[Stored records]
━━━━━━━━━━━━━━━━

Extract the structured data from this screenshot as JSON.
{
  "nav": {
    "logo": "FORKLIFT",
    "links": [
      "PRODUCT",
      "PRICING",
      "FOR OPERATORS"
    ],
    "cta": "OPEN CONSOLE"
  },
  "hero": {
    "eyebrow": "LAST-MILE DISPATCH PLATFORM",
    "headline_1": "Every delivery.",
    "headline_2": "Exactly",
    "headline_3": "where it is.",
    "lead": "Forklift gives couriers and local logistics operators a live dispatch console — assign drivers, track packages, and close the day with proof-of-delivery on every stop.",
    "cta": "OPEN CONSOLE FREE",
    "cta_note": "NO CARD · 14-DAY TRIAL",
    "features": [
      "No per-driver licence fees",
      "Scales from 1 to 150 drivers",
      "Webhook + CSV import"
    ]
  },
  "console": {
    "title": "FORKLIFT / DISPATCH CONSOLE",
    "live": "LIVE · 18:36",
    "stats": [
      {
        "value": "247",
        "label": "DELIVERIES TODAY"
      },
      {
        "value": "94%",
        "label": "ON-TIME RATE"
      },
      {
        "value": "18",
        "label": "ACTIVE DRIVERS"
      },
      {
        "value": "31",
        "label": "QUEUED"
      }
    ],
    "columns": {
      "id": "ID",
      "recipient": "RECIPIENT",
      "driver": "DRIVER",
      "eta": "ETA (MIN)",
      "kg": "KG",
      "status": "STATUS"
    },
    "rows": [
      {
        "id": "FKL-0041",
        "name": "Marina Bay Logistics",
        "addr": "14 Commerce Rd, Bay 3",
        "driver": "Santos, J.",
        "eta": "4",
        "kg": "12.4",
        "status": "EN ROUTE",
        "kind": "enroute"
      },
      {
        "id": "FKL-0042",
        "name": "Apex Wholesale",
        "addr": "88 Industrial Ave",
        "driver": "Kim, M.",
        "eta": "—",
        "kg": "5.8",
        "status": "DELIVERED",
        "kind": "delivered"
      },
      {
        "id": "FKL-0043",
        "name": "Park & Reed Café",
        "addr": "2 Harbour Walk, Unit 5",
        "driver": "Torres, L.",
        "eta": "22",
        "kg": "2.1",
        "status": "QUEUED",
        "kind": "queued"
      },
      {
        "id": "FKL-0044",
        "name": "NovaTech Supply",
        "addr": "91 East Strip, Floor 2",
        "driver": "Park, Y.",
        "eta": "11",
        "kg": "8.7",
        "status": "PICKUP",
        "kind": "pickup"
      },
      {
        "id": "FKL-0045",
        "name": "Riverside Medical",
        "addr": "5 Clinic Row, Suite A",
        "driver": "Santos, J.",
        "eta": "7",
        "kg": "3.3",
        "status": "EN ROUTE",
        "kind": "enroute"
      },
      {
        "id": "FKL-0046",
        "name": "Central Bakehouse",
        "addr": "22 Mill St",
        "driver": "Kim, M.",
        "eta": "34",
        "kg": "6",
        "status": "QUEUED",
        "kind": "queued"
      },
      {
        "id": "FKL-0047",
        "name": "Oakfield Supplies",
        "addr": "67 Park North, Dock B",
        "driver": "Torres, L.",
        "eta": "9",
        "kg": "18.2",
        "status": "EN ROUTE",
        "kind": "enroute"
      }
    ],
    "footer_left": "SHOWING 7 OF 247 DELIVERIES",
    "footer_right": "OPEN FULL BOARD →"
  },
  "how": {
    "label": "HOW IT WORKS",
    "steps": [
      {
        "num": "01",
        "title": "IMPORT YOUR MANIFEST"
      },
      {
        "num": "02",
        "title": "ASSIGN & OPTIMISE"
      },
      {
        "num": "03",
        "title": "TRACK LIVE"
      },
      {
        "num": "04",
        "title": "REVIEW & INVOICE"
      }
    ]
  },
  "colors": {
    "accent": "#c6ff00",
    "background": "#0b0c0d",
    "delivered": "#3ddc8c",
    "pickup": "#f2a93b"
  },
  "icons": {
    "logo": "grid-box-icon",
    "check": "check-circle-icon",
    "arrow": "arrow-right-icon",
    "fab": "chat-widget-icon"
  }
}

━━━━━━━━━━━━━━━━

**Description of the task**
Write out the whole listing again. Match it word for word.

**Exercise result**
Extract the structured data from this screenshot as JSON.
{
  "nav": {
    "logo": "FORKLIFT",
    "links": [
      "PRODUCT",
      "PRICING",
      "FOR OPERATORS"
    ],
    "cta": "OPEN CONSOLE"
  },
  "hero": {
    "eyebrow": "LAST-MILE DISPATCH PLATFORM",
    "headline_1": "Every delivery.",
    "headline_2": "Exactly",
    "headline_3": "where it is.",
    "lead": "Forklift gives couriers and local logistics operators a live dispatch console — assign drivers, track packages, and close the day with proof-of-delivery on every stop.",
    "cta": "OPEN CONSOLE FREE",
    "cta_note": "NO CARD · 14-DAY TRIAL",
    "features": [
      "No per-driver licence fees",
      "Scales from 1 to 150 drivers",
      "Webhook + CSV import"
    ]
  },
  "console": {
    "title": "FORKLIFT / DISPATCH CONSOLE",
    "live": "LIVE · 18:36",
    "stats": [
      {
        "value": "247",
        "label": "DELIVERIES TODAY"
      },
      {
        "value": "94%",
        "label": "ON-TIME RATE"
      },
      {
        "value": "18",
        "label": "ACTIVE DRIVERS"
      },
      {
        "value": "31",
        "label": "QUEUED"
      }
    ],
    "columns": {
      "id": "ID",
      "recipient": "RECIPIENT",
      "driver": "DRIVER",
      "eta": "ETA (MIN)",
      "kg": "KG",
      "status": "STATUS"
    },
    "rows": [
      {
        "id": "FKL-0041",
        "name": "Marina Bay Logistics",
        "addr": "14 Commerce Rd, Bay 3",
        "driver": "Santos, J.",
        "eta": "4",
        "kg": "12.4",
        "status": "EN ROUTE",
        "kind": "enroute"
      },
      {
        "id": "FKL-0042",
        "name": "Apex Wholesale",
        "addr": "88 Industrial Ave",
        "driver": "Kim, M.",
        "eta": "—",
        "kg": "5.8",
        "status": "DELIVERED",
        "kind": "delivered"
      },
      {
        "id": "FKL-0043",
        "name": "Park & Reed Café",
        "addr": "2 Harbour Walk, Unit 5",
        "driver": "Torres, L.",
        "eta": "22",
        "kg": "2.1",
        "status": "QUEUED",
        "kind": "queued"
      },
      {
        "id": "FKL-0044",
        "name": "NovaTech Supply",
        "addr": "91 East Strip, Floor 2",
        "driver": "Park, Y.",
        "eta": "11",
        "kg": "8.7",
        "status": "PICKUP",
        "kind": "pickup"
      },
      {
        "id": "FKL-0045",
        "name": "Riverside Medical",
        "addr": "5 Clinic Row, Suite A",
        "driver": "Santos, J.",
        "eta": "7",
        "kg": "3.3",
        "status": "EN ROUTE",
        "kind": "enroute"
      },
      {
        "id": "FKL-0046",
        "name": "Central Bakehouse",
        "addr": "22 Mill St",
        "driver": "Kim, M.",
        "eta": "34",
        "kg": "6",
        "status": "QUEUED",
        "kind": "queued"
      },
      {
        "id": "FKL-0047",
        "name": "Oakfield Supplies",
        "addr": "67 Park North, Dock B",
        "driver": "Torres, L.",
        "eta": "9",
        "kg": "18.2",
        "status": "EN ROUTE",
        "kind": "enroute"
      }
    ],
    "footer_left": "SHOWING 7 OF 247 DELIVERIES",
    "footer_right": "OPEN FULL BOARD →"
  },
  "how": {
    "label": "HOW IT WORKS",
    "steps": [
      {
        "num": "01",
        "title": "IMPORT YOUR MANIFEST"
      },
      {
        "num": "02",
        "title": "ASSIGN & OPTIMISE"
      },
      {
        "num": "03",
        "title": "TRACK LIVE"
      },
      {
        "num": "04",
        "title": "REVIEW & INVOICE"
      }
    ]
  },
  "colors": {
    "accent": "#c6ff00",
    "background": "#0b0c0d",
    "delivered": "#3ddc8c",
    "pickup": "#f2a93b"
  },
  "icons": {
    "logo": "grid-box-icon",
    "check": "check-circle-icon",
    "arrow": "arrow-right-icon",
    "fab": "chat-widget-icon"
  }
}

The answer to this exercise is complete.